[Collected data entries]
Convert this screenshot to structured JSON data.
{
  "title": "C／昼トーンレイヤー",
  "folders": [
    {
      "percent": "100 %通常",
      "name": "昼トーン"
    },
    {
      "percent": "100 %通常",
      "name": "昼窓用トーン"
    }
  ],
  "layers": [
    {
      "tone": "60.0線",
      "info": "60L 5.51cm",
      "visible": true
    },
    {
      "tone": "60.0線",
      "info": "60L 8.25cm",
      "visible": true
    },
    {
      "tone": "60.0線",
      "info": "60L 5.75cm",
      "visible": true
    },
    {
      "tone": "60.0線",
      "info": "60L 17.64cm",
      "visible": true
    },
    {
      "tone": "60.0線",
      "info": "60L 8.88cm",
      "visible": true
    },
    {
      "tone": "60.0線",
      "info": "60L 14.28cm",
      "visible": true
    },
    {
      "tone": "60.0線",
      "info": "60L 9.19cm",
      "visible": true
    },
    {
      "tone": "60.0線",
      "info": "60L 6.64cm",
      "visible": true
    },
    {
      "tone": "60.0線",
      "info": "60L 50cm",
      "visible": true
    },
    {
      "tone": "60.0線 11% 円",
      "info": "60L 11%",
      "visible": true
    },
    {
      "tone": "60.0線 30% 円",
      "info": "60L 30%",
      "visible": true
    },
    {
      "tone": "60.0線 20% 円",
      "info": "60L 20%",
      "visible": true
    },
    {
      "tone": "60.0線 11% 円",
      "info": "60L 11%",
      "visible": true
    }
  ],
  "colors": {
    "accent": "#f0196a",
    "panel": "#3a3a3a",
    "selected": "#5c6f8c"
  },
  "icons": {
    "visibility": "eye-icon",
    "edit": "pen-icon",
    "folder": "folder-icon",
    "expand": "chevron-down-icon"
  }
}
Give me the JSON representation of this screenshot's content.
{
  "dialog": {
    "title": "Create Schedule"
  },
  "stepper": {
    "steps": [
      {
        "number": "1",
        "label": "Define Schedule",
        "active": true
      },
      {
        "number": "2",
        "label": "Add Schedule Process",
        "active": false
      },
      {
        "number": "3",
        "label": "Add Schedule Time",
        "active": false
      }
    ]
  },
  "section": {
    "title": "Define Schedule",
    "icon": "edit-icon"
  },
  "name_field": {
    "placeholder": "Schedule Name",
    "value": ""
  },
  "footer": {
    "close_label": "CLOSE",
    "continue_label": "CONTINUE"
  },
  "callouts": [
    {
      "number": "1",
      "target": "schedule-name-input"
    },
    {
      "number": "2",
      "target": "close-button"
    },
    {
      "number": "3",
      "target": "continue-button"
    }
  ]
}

What this task involves:
Go through the records above and retype each one exactly.

Correct result:
Convert this screenshot to structured JSON data.
{
  "title": "C／昼トーンレイヤー",
  "folders": [
    {
      "percent": "100 %通常",
      "name": "昼トーン"
    },
    {
      "percent": "100 %通常",
      "name": "昼窓用トーン"
    }
  ],
  "layers": [
    {
      "tone": "60.0線",
      "info": "60L 5.51cm",
      "visible": true
    },
    {
      "tone": "60.0線",
      "info": "60L 8.25cm",
      "visible": true
    },
    {
      "tone": "60.0線",
      "info": "60L 5.75cm",
      "visible": true
    },
    {
      "tone": "60.0線",
      "info": "60L 17.64cm",
      "visible": true
    },
    {
      "tone": "60.0線",
      "info": "60L 8.88cm",
      "visible": true
    },
    {
      "tone": "60.0線",
      "info": "60L 14.28cm",
      "visible": true
    },
    {
      "tone": "60.0線",
      "info": "60L 9.19cm",
      "visible": true
    },
    {
      "tone": "60.0線",
      "info": "60L 6.64cm",
      "visible": true
    },
    {
      "tone": "60.0線",
      "info": "60L 50cm",
      "visible": true
    },
    {
      "tone": "60.0線 11% 円",
      "info": "60L 11%",
      "visible": true
    },
    {
      "tone": "60.0線 30% 円",
      "info": "60L 30%",
      "visible": true
    },
    {
      "tone": "60.0線 20% 円",
      "info": "60L 20%",
      "visible": true
    },
    {
      "tone": "60.0線 11% 円",
      "info": "60L 11%",
      "visible": true
    }
  ],
  "colors": {
    "accent": "#f0196a",
    "panel": "#3a3a3a",
    "selected": "#5c6f8c"
  },
  "icons": {
    "visibility": "eye-icon",
    "edit": "pen-icon",
    "folder": "folder-icon",
    "expand": "chevron-down-icon"
  }
}
Give me the JSON representation of this screenshot's content.
{
  "dialog": {
    "title": "Create Schedule"
  },
  "stepper": {
    "steps": [
      {
        "number": "1",
        "label": "Define Schedule",
        "active": true
      },
      {
        "number": "2",
        "label": "Add Schedule Process",
        "active": false
      },
      {
        "number": "3",
        "label": "Add Schedule Time",
        "active": false
      }
    ]
  },
  "section": {
    "title": "Define Schedule",
    "icon": "edit-icon"
  },
  "name_field": {
    "placeholder": "Schedule Name",
    "value": ""
  },
  "footer": {
    "close_label": "CLOSE",
    "continue_label": "CONTINUE"
  },
  "callouts": [
    {
      "number": "1",
      "target": "schedule-name-input"
    },
    {
      "number": "2",
      "target": "close-button"
    },
    {
      "number": "3",
      "target": "continue-button"
    }
  ]
}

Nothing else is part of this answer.